Copy all lines of the listing that include the string "империи".

## DATASET CONTENT:
══════════════════════════════

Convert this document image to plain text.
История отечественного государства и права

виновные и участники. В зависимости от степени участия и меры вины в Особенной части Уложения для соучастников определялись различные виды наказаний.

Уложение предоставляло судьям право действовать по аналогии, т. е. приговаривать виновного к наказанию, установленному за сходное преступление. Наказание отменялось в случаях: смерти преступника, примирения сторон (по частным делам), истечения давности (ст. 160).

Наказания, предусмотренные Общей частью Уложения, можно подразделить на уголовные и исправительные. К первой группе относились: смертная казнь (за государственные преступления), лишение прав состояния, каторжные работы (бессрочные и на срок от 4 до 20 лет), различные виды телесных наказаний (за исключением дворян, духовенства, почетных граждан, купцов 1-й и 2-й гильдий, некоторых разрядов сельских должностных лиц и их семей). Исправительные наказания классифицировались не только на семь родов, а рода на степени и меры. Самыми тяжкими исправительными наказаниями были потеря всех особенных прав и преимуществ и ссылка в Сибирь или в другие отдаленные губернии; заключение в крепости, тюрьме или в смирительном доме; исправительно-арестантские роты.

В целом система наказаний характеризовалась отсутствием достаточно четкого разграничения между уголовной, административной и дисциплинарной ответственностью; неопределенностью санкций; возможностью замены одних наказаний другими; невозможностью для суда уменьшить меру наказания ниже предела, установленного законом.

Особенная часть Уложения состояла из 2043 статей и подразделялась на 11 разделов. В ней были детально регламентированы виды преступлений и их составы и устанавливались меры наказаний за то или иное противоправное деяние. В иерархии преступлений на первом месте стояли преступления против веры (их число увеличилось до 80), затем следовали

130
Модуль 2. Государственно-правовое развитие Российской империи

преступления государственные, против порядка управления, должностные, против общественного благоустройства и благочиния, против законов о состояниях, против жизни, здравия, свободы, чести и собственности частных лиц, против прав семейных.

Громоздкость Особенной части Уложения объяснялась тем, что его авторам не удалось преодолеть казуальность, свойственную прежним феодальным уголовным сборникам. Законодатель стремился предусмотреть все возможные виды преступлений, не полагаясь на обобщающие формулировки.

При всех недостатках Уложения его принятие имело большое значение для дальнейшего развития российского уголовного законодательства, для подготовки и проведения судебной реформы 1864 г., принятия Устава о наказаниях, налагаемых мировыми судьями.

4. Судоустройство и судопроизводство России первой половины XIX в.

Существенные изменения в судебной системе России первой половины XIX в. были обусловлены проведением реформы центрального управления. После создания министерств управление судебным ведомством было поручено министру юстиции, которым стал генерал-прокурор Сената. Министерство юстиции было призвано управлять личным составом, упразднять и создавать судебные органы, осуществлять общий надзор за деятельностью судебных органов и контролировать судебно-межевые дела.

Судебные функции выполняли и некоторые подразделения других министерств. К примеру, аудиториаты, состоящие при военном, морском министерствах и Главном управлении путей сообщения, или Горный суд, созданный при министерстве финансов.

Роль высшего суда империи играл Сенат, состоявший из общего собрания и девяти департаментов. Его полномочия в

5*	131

══════════════════════════════

## PROBLEM SOLUTION:
Модуль 2. Государственно-правовое развитие Российской империи
Роль высшего суда империи играл Сенат, состоявший из общего собрания и девяти департаментов. Его полномочия в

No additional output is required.